> Instruction: Copy out the lines that have "LIPOICO" in them.

> Input:

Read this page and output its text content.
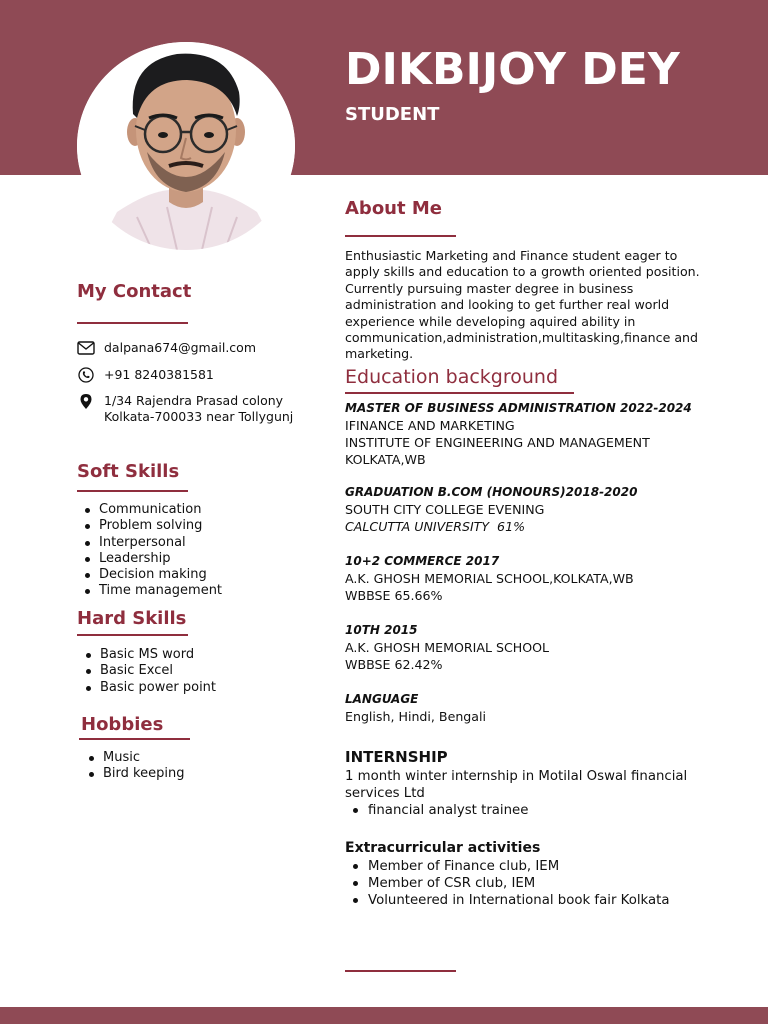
DIKBIJOY DEY
STUDENT
My Contact
dalpana674@gmail.com
+91 8240381581
1/34 Rajendra Prasad colony
Kolkata-700033 near Tollygunj
Soft Skills
Communication
Problem solving
Interpersonal
Leadership
Decision making
Time management
Hard Skills
Basic MS word
Basic Excel
Basic power point
Hobbies
Music
Bird keeping
About Me

Enthusiastic Marketing and Finance student eager to apply skills and education to a growth oriented position. Currently pursuing master degree in business administration and looking to get further real world experience while developing aquired ability in communication,administration,multitasking,finance and marketing.

Education background
MASTER OF BUSINESS ADMINISTRATION 2022-2024
IFINANCE AND MARKETING
INSTITUTE OF ENGINEERING AND MANAGEMENT
KOLKATA,WB
GRADUATION B.COM (HONOURS)2018-2020
SOUTH CITY COLLEGE EVENING
CALCUTTA UNIVERSITY  61%
10+2 COMMERCE 2017
A.K. GHOSH MEMORIAL SCHOOL,KOLKATA,WB
WBBSE 65.66%
10TH 2015
A.K. GHOSH MEMORIAL SCHOOL
WBBSE 62.42%
LANGUAGE
English, Hindi, Bengali
INTERNSHIP

1 month winter internship in Motilal Oswal financial services Ltd

financial analyst trainee
Extracurricular activities
Member of Finance club, IEM
Member of CSR club, IEM
Volunteered in International book fair Kolkata
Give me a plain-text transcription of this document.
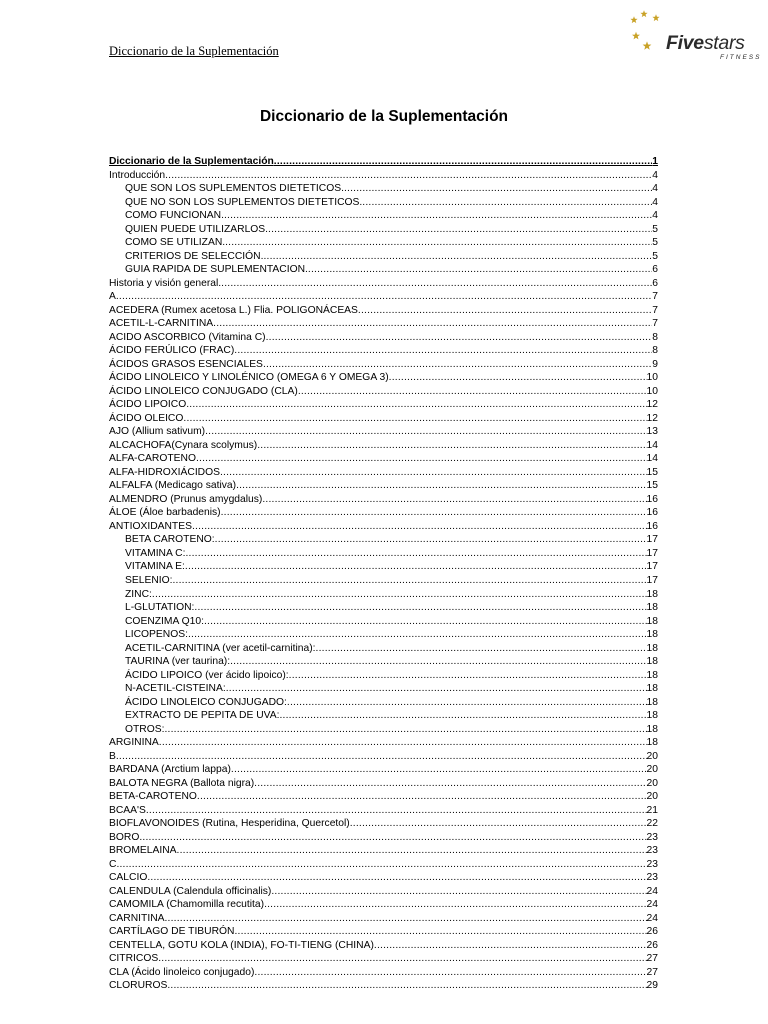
Diccionario de la Suplementación	Fivestars
FITNESS
Diccionario de la Suplementación
Diccionario de la Suplementación .....	1
Introducción .....	4
QUE SON LOS SUPLEMENTOS DIETETICOS. .....	4
QUE NO SON LOS SUPLEMENTOS DIETETICOS. .....	4
COMO FUNCIONAN. .....	4
QUIEN PUEDE UTILIZARLOS. .....	5
COMO SE UTILIZAN. .....	5
CRITERIOS DE SELECCIÓN. .....	5
GUIA RAPIDA DE SUPLEMENTACION. .....	6
Historia y visión general. .....	6
A .....	7
ACEDERA (Rumex acetosa L.) Flia. POLIGONÁCEAS .....	7
ACETIL-L-CARNITINA .....	7
ACIDO ASCORBICO (Vitamina C) .....	8
ÁCIDO FERÚLICO (FRAC) .....	8
ÁCIDOS GRASOS ESENCIALES .....	9
ÁCIDO LINOLEICO Y LINOLÉNICO (OMEGA 6 Y OMEGA 3) .....	10
ÁCIDO LINOLEICO CONJUGADO (CLA) .....	10
ÁCIDO LIPOICO .....	12
ÁCIDO OLEICO .....	12
AJO (Allium sativum) .....	13
ALCACHOFA(Cynara scolymus) .....	14
ALFA-CAROTENO .....	14
ALFA-HIDROXIÁCIDOS .....	15
ALFALFA (Medicago sativa) .....	15
ALMENDRO (Prunus amygdalus) .....	16
ÁLOE (Áloe barbadenis) .....	16
ANTIOXIDANTES .....	16
BETA CAROTENO: .....	17
VITAMINA C: .....	17
VITAMINA E: .....	17
SELENIO: .....	17
ZINC: .....	18
L-GLUTATION: .....	18
COENZIMA Q10: .....	18
LICOPENOS: .....	18
ACETIL-CARNITINA (ver acetil-carnitina): .....	18
TAURINA (ver taurina): .....	18
ÁCIDO LIPOICO (ver ácido lipoico): .....	18
N-ACETIL-CISTEINA: .....	18
ÁCIDO LINOLEICO CONJUGADO: .....	18
EXTRACTO DE PEPITA DE UVA: .....	18
OTROS: .....	18
ARGININA .....	18
B .....	20
BARDANA (Arctium lappa) .....	20
BALOTA NEGRA (Ballota nigra) .....	20
BETA-CAROTENO .....	20
BCAA'S .....	21
BIOFLAVONOIDES (Rutina, Hesperidina, Quercetol) .....	22
BORO .....	23
BROMELAINA .....	23
C .....	23
CALCIO .....	23
CALENDULA (Calendula officinalis) .....	24
CAMOMILA (Chamomilla recutita) .....	24
CARNITINA .....	24
CARTÍLAGO DE TIBURÓN .....	26
CENTELLA, GOTU KOLA (INDIA), FO-TI-TIENG (CHINA) .....	26
CITRICOS .....	27
CLA (Ácido linoleico conjugado) .....	27
CLORUROS .....	29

> Exercise solution:
ÁCIDO LIPOICO .....	12
ÁCIDO LIPOICO (ver ácido lipoico): .....	18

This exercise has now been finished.